## Exercise prompt:
Extract, exactly and without pictures, every line from the one that includes "Read all visible content and emit it as JSON." through the final line of the material below.

## Records supplied:
-- Start --

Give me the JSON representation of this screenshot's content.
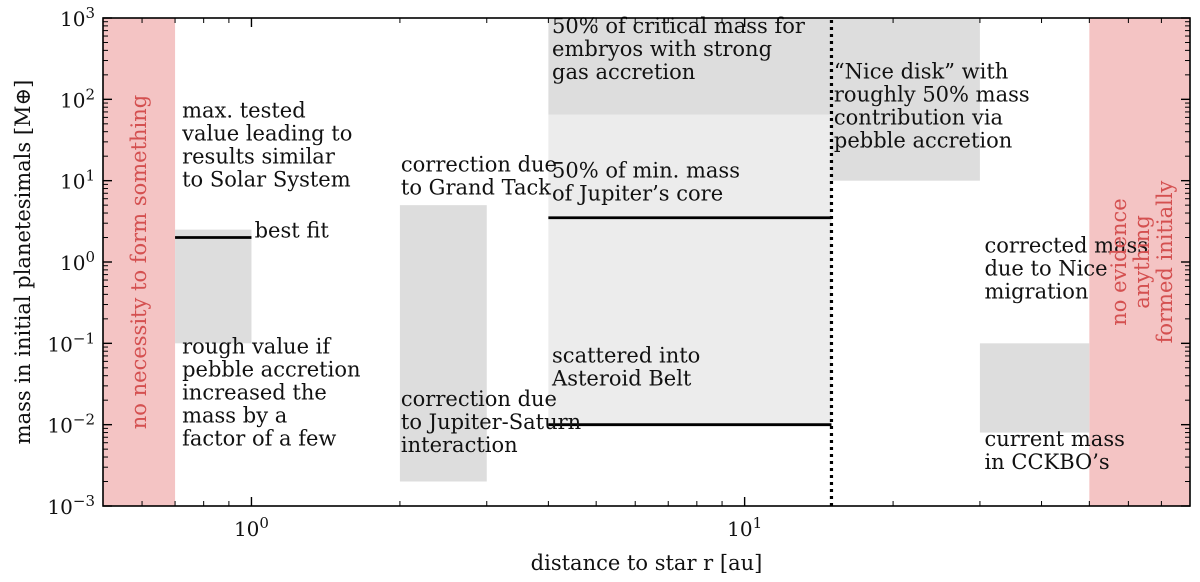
{
  "chart_data": {
    "type": "annotated-region-plot",
    "xlabel": "distance to star r [au]",
    "ylabel": "mass in initial planetesimals [M⊕]",
    "xscale": "log",
    "yscale": "log",
    "xlim": [
      0.5,
      80
    ],
    "ylim": [
      0.001,
      1000
    ],
    "grid": false,
    "legend": "none",
    "x_ticks": [
      {
        "value": 1,
        "label": "10^0"
      },
      {
        "value": 10,
        "label": "10^1"
      }
    ],
    "y_ticks": [
      {
        "value": 0.001,
        "label": "10^-3"
      },
      {
        "value": 0.01,
        "label": "10^-2"
      },
      {
        "value": 0.1,
        "label": "10^-1"
      },
      {
        "value": 1,
        "label": "10^0"
      },
      {
        "value": 10,
        "label": "10^1"
      },
      {
        "value": 100,
        "label": "10^2"
      },
      {
        "value": 1000,
        "label": "10^3"
      }
    ],
    "colors": {
      "excluded_region": "#f4c4c4",
      "estimate_box": "#dddddd",
      "light_region": "#ececec",
      "line": "#000000"
    },
    "regions": [
      {
        "id": "left-excluded",
        "x": [
          0.5,
          0.7
        ],
        "y": [
          0.001,
          1000
        ],
        "color": "excluded_region"
      },
      {
        "id": "right-excluded",
        "x": [
          50,
          80
        ],
        "y": [
          0.001,
          1000
        ],
        "color": "excluded_region"
      },
      {
        "id": "pebble-box",
        "x": [
          0.7,
          1.0
        ],
        "y": [
          0.1,
          2.5
        ],
        "color": "estimate_box"
      },
      {
        "id": "grand-tack-box",
        "x": [
          2.0,
          3.0
        ],
        "y": [
          0.002,
          5
        ],
        "color": "estimate_box"
      },
      {
        "id": "asteroid-light-region",
        "x": [
          4.0,
          15.0
        ],
        "y": [
          0.01,
          3.5
        ],
        "color": "light_region"
      },
      {
        "id": "core-region",
        "x": [
          4.0,
          15.0
        ],
        "y": [
          3.5,
          65
        ],
        "color": "light_region"
      },
      {
        "id": "critical-mass-region",
        "x": [
          4.0,
          15.0
        ],
        "y": [
          65,
          1000
        ],
        "color": "estimate_box"
      },
      {
        "id": "nice-disk-region",
        "x": [
          15.0,
          30.0
        ],
        "y": [
          10,
          1000
        ],
        "color": "estimate_box"
      },
      {
        "id": "kbo-box",
        "x": [
          30.0,
          50.0
        ],
        "y": [
          0.008,
          0.1
        ],
        "color": "estimate_box"
      }
    ],
    "lines": [
      {
        "id": "best-fit-line",
        "x": [
          0.7,
          1.0
        ],
        "y": [
          2,
          2
        ],
        "style": "solid"
      },
      {
        "id": "jupiter-core-line",
        "x": [
          4.0,
          15.0
        ],
        "y": [
          3.5,
          3.5
        ],
        "style": "solid"
      },
      {
        "id": "asteroid-belt-line",
        "x": [
          4.0,
          15.0
        ],
        "y": [
          0.01,
          0.01
        ],
        "style": "solid"
      },
      {
        "id": "separator-line",
        "x": [
          15.0,
          15.0
        ],
        "y": [
          0.001,
          1000
        ],
        "style": "dotted"
      }
    ],
    "annotations": [
      {
        "id": "ann-max-tested",
        "x": 0.72,
        "y": 60,
        "color": "#111111",
        "lines": [
          "max. tested",
          "value leading to",
          "results similar",
          "to Solar System"
        ]
      },
      {
        "id": "ann-best-fit",
        "x": 1.01,
        "y": 2,
        "color": "#111111",
        "lines": [
          "best fit"
        ]
      },
      {
        "id": "ann-rough-value",
        "x": 0.72,
        "y": 0.075,
        "color": "#111111",
        "lines": [
          "rough value if",
          "pebble accretion",
          "increased the",
          "mass by a",
          "factor of a few"
        ]
      },
      {
        "id": "ann-grand-tack",
        "x": 2.0,
        "y": 13,
        "color": "#111111",
        "lines": [
          "correction due",
          "to Grand Tack"
        ]
      },
      {
        "id": "ann-jupiter-saturn",
        "x": 2.0,
        "y": 0.017,
        "color": "#111111",
        "lines": [
          "correction due",
          "to Jupiter-Saturn",
          "interaction"
        ]
      },
      {
        "id": "ann-critical-mass",
        "x": 4.05,
        "y": 650,
        "color": "#111111",
        "lines": [
          "50% of critical mass for",
          "embryos with strong",
          "gas accretion"
        ]
      },
      {
        "id": "ann-min-mass",
        "x": 4.05,
        "y": 11,
        "color": "#111111",
        "lines": [
          "50% of min. mass",
          "of Jupiter’s core"
        ]
      },
      {
        "id": "ann-asteroid-belt",
        "x": 4.05,
        "y": 0.058,
        "color": "#111111",
        "lines": [
          "scattered into",
          "Asteroid Belt"
        ]
      },
      {
        "id": "ann-nice-disk",
        "x": 15.1,
        "y": 180,
        "color": "#111111",
        "lines": [
          "“Nice disk” with",
          "roughly 50% mass",
          "contribution via",
          "pebble accretion"
        ]
      },
      {
        "id": "ann-corrected-mass",
        "x": 30.5,
        "y": 1.3,
        "color": "#111111",
        "lines": [
          "corrected mass",
          "due to Nice",
          "migration"
        ]
      },
      {
        "id": "ann-current-mass",
        "x": 30.5,
        "y": 0.0055,
        "color": "#111111",
        "lines": [
          "current mass",
          "in CCKBO’s"
        ]
      }
    ],
    "vertical_annotations": [
      {
        "id": "vann-left",
        "x": 0.592,
        "color": "#d45050",
        "lines": [
          "no necessity to form something"
        ]
      },
      {
        "id": "vann-right",
        "x": 64,
        "color": "#d45050",
        "lines": [
          "no evidence",
          "anything",
          "formed initially"
        ]
      }
    ]
  }
}
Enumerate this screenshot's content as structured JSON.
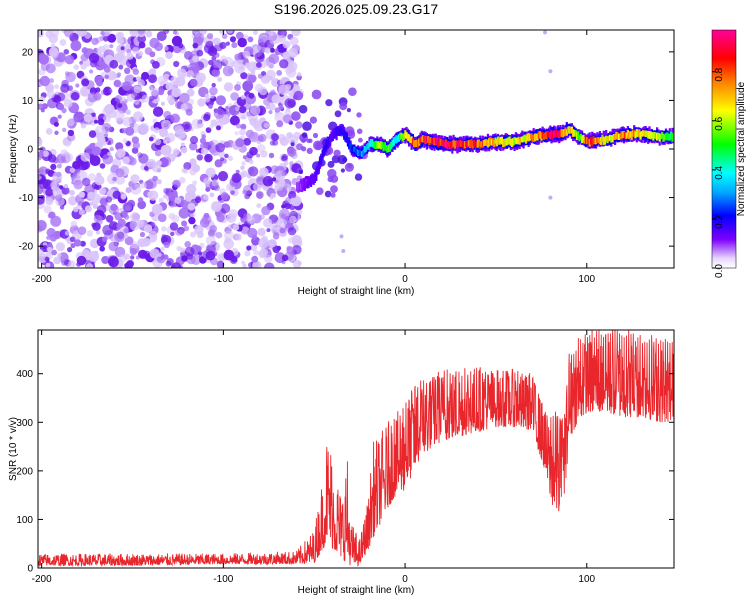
{
  "title": "S196.2026.025.09.23.G17",
  "colors": {
    "snr_line": "#e8262b",
    "frame": "#000000",
    "scatter_base": "#7a2cf0",
    "colormap": [
      "#ffffff",
      "#7d00ff",
      "#0000ff",
      "#00ffff",
      "#00ff00",
      "#ffff00",
      "#ff8000",
      "#ff0000",
      "#ff0099"
    ]
  },
  "chart_data": [
    {
      "type": "heatmap",
      "name": "spectrogram",
      "xlabel": "Height of straight line (km)",
      "ylabel": "Frequency (Hz)",
      "xlim": [
        -202,
        148
      ],
      "ylim": [
        -24.5,
        24.5
      ],
      "xticks": [
        -200,
        -100,
        0,
        100
      ],
      "xtick_labels": [
        "-200",
        "-100",
        "0",
        "100"
      ],
      "yticks": [
        -20,
        -10,
        0,
        10,
        20
      ],
      "ytick_labels": [
        "-20",
        "-10",
        "0",
        "10",
        "20"
      ],
      "noise_region_x": [
        -202,
        -60
      ],
      "signal_track": {
        "x": [
          -60,
          -50,
          -45,
          -40,
          -35,
          -30,
          -25,
          -20,
          -15,
          -10,
          -5,
          0,
          5,
          10,
          20,
          30,
          40,
          50,
          60,
          70,
          80,
          85,
          90,
          95,
          100,
          110,
          120,
          130,
          140,
          148
        ],
        "freq": [
          -8,
          -6,
          0,
          3,
          4,
          0,
          -1,
          1,
          1,
          0,
          2,
          3,
          1,
          2,
          1,
          1,
          1,
          1.5,
          1.5,
          2.5,
          3,
          3,
          4,
          2.5,
          1.5,
          2,
          3,
          3,
          2.5,
          2.5
        ],
        "amplitude": [
          0.1,
          0.15,
          0.2,
          0.15,
          0.2,
          0.25,
          0.3,
          0.4,
          0.6,
          0.55,
          0.4,
          0.7,
          0.8,
          0.9,
          0.95,
          0.9,
          0.85,
          0.7,
          0.65,
          0.75,
          0.95,
          0.9,
          0.7,
          0.6,
          0.9,
          0.65,
          0.8,
          0.7,
          0.6,
          0.5
        ]
      }
    },
    {
      "type": "colorbar",
      "label": "Normalized spectral amplitude",
      "range": [
        0.0,
        0.97
      ],
      "ticks": [
        0.0,
        0.2,
        0.4,
        0.6,
        0.8
      ],
      "tick_labels": [
        "0.0",
        "0.2",
        "0.4",
        "0.6",
        "0.8"
      ]
    },
    {
      "type": "line",
      "name": "snr",
      "xlabel": "Height of straight line (km)",
      "ylabel": "SNR (10 * v/v)",
      "xlim": [
        -202,
        148
      ],
      "ylim": [
        0,
        490
      ],
      "xticks": [
        -200,
        -100,
        0,
        100
      ],
      "xtick_labels": [
        "-200",
        "-100",
        "0",
        "100"
      ],
      "yticks": [
        0,
        100,
        200,
        300,
        400
      ],
      "ytick_labels": [
        "0",
        "100",
        "200",
        "300",
        "400"
      ],
      "envelope": {
        "x": [
          -202,
          -150,
          -100,
          -60,
          -50,
          -45,
          -43,
          -40,
          -35,
          -32,
          -30,
          -25,
          -20,
          -18,
          -15,
          -10,
          -5,
          0,
          5,
          10,
          15,
          20,
          30,
          40,
          50,
          60,
          70,
          77,
          80,
          82,
          85,
          88,
          90,
          95,
          100,
          110,
          120,
          130,
          140,
          148
        ],
        "low": [
          5,
          5,
          8,
          8,
          10,
          40,
          60,
          40,
          20,
          10,
          5,
          5,
          40,
          60,
          80,
          120,
          150,
          160,
          200,
          230,
          250,
          260,
          270,
          280,
          290,
          290,
          280,
          200,
          140,
          120,
          110,
          140,
          260,
          300,
          320,
          320,
          310,
          310,
          300,
          300
        ],
        "high": [
          30,
          30,
          30,
          35,
          80,
          200,
          280,
          250,
          150,
          250,
          100,
          60,
          150,
          260,
          270,
          300,
          320,
          340,
          380,
          390,
          400,
          410,
          410,
          420,
          410,
          410,
          400,
          330,
          300,
          320,
          310,
          320,
          430,
          460,
          470,
          480,
          480,
          470,
          460,
          450
        ]
      }
    }
  ]
}
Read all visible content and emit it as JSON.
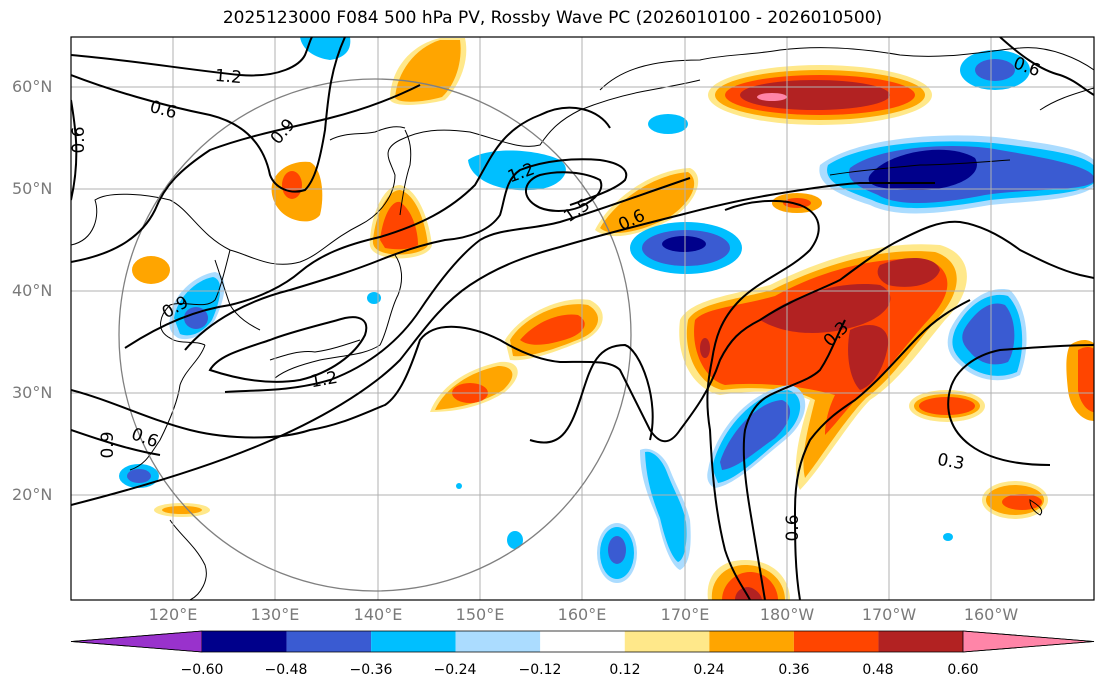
{
  "title": "2025123000 F084 500 hPa PV, Rossby Wave PC (2026010100 - 2026010500)",
  "map": {
    "lat_labels": [
      "60°N",
      "50°N",
      "40°N",
      "30°N",
      "20°N"
    ],
    "lon_labels": [
      "120°E",
      "130°E",
      "140°E",
      "150°E",
      "160°E",
      "170°E",
      "180°W",
      "170°W",
      "160°W"
    ],
    "contour_labels": [
      "1.2",
      "0.6",
      "0.6",
      "0.9",
      "1.2",
      "1.5",
      "0.6",
      "0.6",
      "0.3",
      "0.3",
      "0.6",
      "1.2",
      "0.6",
      "0.9",
      "0.9"
    ]
  },
  "colorbar": {
    "ticks": [
      "−0.60",
      "−0.48",
      "−0.36",
      "−0.24",
      "−0.12",
      "0.12",
      "0.24",
      "0.36",
      "0.48",
      "0.60"
    ],
    "colors": [
      "#9932cc",
      "#00008b",
      "#3a5bd2",
      "#00bfff",
      "#abdcff",
      "#ffffff",
      "#ffe88a",
      "#ffa500",
      "#ff4500",
      "#b22222",
      "#ff85a8"
    ]
  }
}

-- End --

## Task answer:
Read all visible content and emit it as JSON.
{
  "title": "2025123000 F084 500 hPa PV, Rossby Wave PC (2026010100 - 2026010500)",
  "map": {
    "lat_labels": [
      "60°N",
      "50°N",
      "40°N",
      "30°N",
      "20°N"
    ],
    "lon_labels": [
      "120°E",
      "130°E",
      "140°E",
      "150°E",
      "160°E",
      "170°E",
      "180°W",
      "170°W",
      "160°W"
    ],
    "contour_labels": [
      "1.2",
      "0.6",
      "0.6",
      "0.9",
      "1.2",
      "1.5",
      "0.6",
      "0.6",
      "0.3",
      "0.3",
      "0.6",
      "1.2",
      "0.6",
      "0.9",
      "0.9"
    ]
  },
  "colorbar": {
    "ticks": [
      "−0.60",
      "−0.48",
      "−0.36",
      "−0.24",
      "−0.12",
      "0.12",
      "0.24",
      "0.36",
      "0.48",
      "0.60"
    ],
    "colors": [
      "#9932cc",
      "#00008b",
      "#3a5bd2",
      "#00bfff",
      "#abdcff",
      "#ffffff",
      "#ffe88a",
      "#ffa500",
      "#ff4500",
      "#b22222",
      "#ff85a8"
    ]
  }
}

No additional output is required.